┌──
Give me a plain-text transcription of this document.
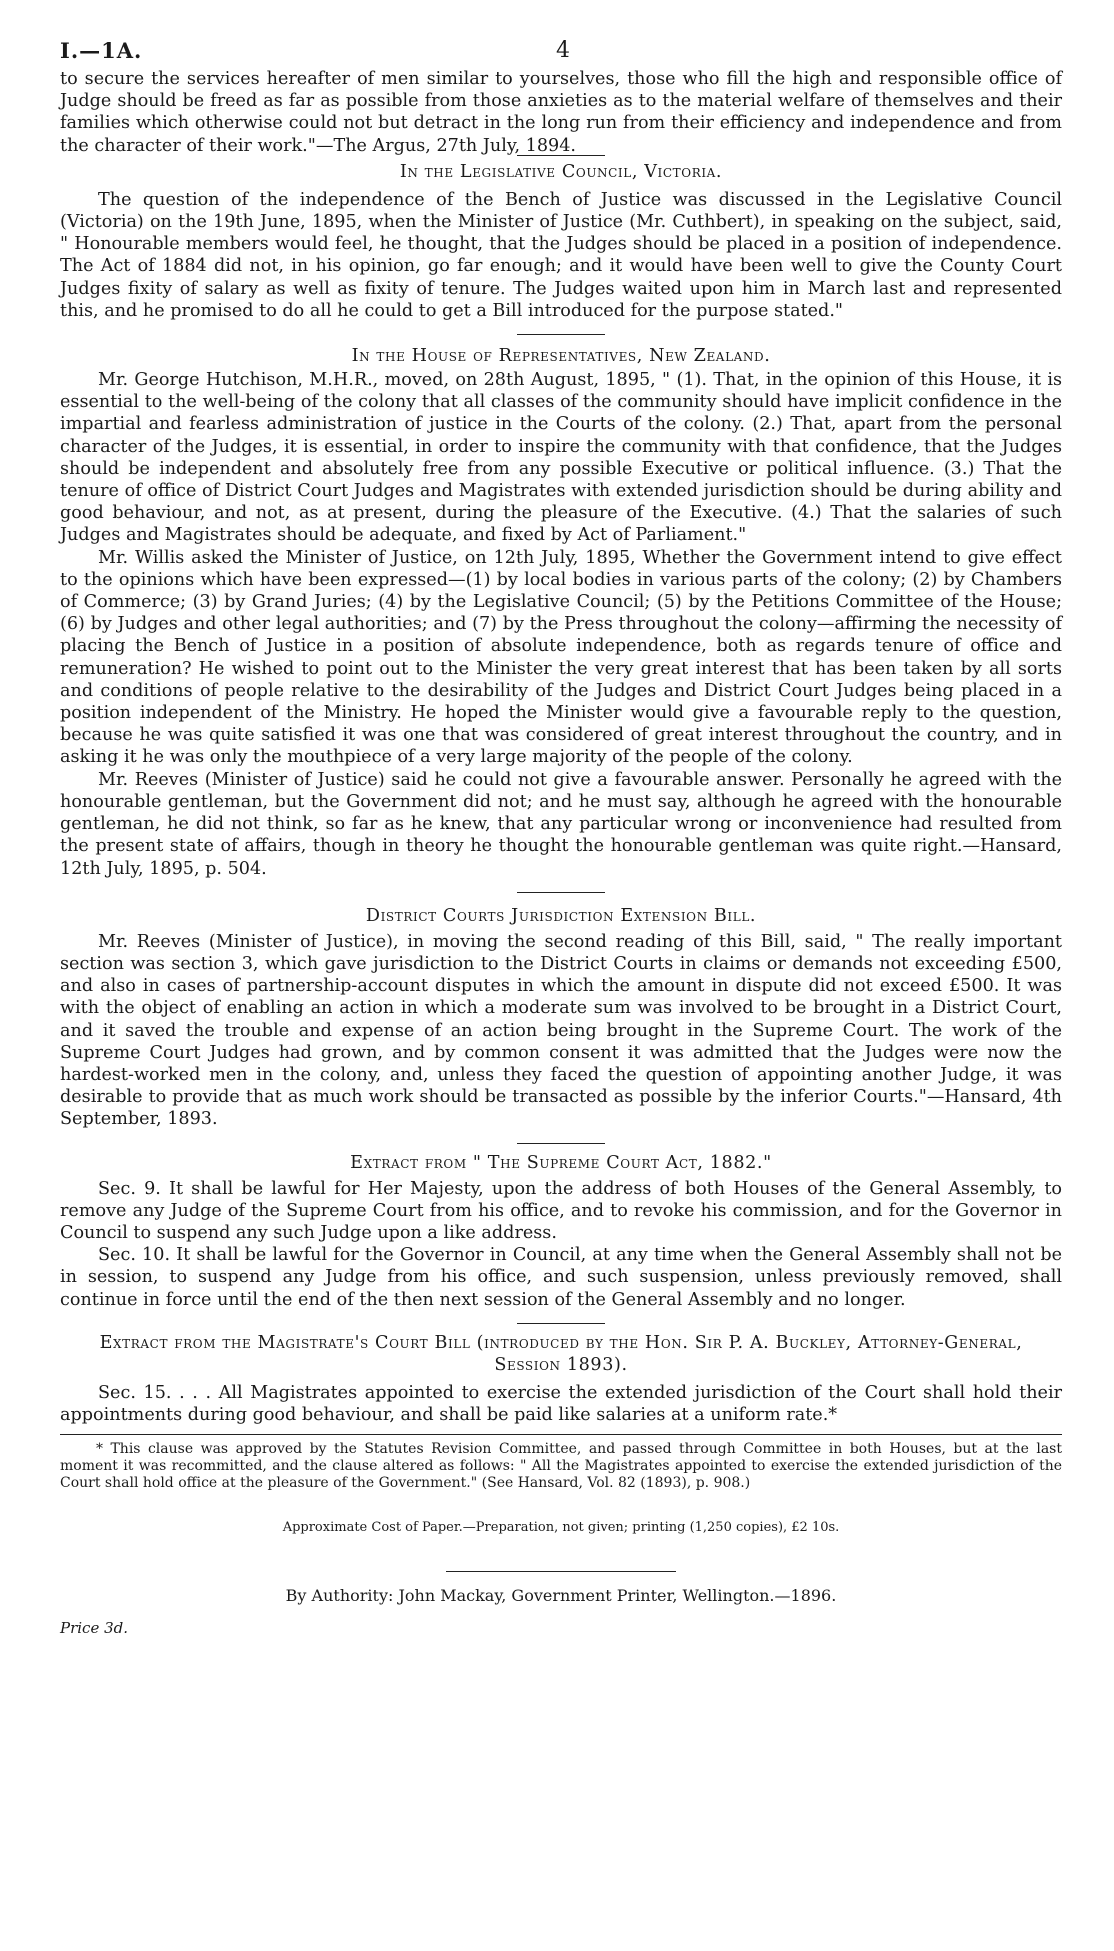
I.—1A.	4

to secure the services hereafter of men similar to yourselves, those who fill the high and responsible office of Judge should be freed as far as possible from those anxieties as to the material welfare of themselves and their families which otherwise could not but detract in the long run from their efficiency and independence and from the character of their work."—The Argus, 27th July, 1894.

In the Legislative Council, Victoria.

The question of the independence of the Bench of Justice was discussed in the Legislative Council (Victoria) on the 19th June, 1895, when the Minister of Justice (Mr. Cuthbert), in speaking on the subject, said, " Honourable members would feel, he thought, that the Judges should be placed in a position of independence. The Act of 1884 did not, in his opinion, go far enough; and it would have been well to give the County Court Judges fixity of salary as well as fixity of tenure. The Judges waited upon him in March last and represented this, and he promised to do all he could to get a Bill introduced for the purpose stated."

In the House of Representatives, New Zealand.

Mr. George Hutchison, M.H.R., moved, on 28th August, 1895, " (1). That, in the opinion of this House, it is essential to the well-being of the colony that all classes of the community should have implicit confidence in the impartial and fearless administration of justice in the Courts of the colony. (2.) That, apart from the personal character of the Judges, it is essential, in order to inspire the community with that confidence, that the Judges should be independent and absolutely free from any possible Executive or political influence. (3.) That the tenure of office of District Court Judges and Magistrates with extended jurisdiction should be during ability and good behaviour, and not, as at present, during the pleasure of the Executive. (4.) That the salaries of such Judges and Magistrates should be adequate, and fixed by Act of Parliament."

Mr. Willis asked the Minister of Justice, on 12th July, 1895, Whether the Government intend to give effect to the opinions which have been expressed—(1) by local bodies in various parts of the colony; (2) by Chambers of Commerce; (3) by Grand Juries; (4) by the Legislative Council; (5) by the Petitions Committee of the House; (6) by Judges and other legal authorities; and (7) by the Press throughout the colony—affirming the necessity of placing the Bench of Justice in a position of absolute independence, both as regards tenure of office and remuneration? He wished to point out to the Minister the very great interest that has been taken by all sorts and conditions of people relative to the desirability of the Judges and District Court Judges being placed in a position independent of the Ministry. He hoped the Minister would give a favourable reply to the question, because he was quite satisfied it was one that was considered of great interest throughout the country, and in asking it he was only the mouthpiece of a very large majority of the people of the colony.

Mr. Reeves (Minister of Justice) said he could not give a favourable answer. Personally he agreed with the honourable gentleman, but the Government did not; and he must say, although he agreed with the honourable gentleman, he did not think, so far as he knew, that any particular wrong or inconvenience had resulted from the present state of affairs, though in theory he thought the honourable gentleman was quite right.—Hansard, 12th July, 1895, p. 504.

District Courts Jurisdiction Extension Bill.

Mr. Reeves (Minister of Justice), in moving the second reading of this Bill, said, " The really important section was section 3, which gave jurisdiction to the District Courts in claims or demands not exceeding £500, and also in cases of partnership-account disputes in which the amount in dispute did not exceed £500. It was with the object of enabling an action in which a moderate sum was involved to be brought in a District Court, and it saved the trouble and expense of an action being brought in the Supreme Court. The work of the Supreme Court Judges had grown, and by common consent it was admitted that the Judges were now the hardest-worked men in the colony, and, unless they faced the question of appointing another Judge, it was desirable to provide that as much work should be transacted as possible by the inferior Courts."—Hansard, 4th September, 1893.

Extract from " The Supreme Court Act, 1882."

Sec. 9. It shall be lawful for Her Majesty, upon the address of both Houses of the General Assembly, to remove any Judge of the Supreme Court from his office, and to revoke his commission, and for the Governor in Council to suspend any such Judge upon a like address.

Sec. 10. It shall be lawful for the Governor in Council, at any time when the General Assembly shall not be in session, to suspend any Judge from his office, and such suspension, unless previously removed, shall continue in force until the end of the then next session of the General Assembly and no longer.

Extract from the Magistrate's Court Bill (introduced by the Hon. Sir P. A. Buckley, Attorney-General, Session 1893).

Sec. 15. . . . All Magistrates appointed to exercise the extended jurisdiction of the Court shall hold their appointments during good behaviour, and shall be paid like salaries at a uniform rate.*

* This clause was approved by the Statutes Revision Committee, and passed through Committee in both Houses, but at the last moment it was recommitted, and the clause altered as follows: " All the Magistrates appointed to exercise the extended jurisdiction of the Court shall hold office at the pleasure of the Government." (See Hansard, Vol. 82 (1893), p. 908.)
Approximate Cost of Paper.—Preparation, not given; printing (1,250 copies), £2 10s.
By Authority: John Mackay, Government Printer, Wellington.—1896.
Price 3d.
└──
Copy out each line of the data containing the string "Committee".

Mr. Willis asked the Minister of Justice, on 12th July, 1895, Whether the Government intend to give effect to the opinions which have been expressed—(1) by local bodies in various parts of the colony; (2) by Chambers of Commerce; (3) by Grand Juries; (4) by the Legislative Council; (5) by the Petitions Committee of the House; (6) by Judges and other legal authorities; and (7) by the Press throughout the colony—affirming the necessity of placing the Bench of Justice in a position of absolute independence, both as regards tenure of office and remuneration? He wished to point out to the Minister the very great interest that has been taken by all sorts and conditions of people relative to the desirability of the Judges and District Court Judges being placed in a position independent of the Ministry. He hoped the Minister would give a favourable reply to the question, because he was quite satisfied it was one that was considered of great interest throughout the country, and in asking it he was only the mouthpiece of a very large majority of the people of the colony.
* This clause was approved by the Statutes Revision Committee, and passed through Committee in both Houses, but at the last moment it was recommitted, and the clause altered as follows: " All the Magistrates appointed to exercise the extended jurisdiction of the Court shall hold office at the pleasure of the Government." (See Hansard, Vol. 82 (1893), p. 908.)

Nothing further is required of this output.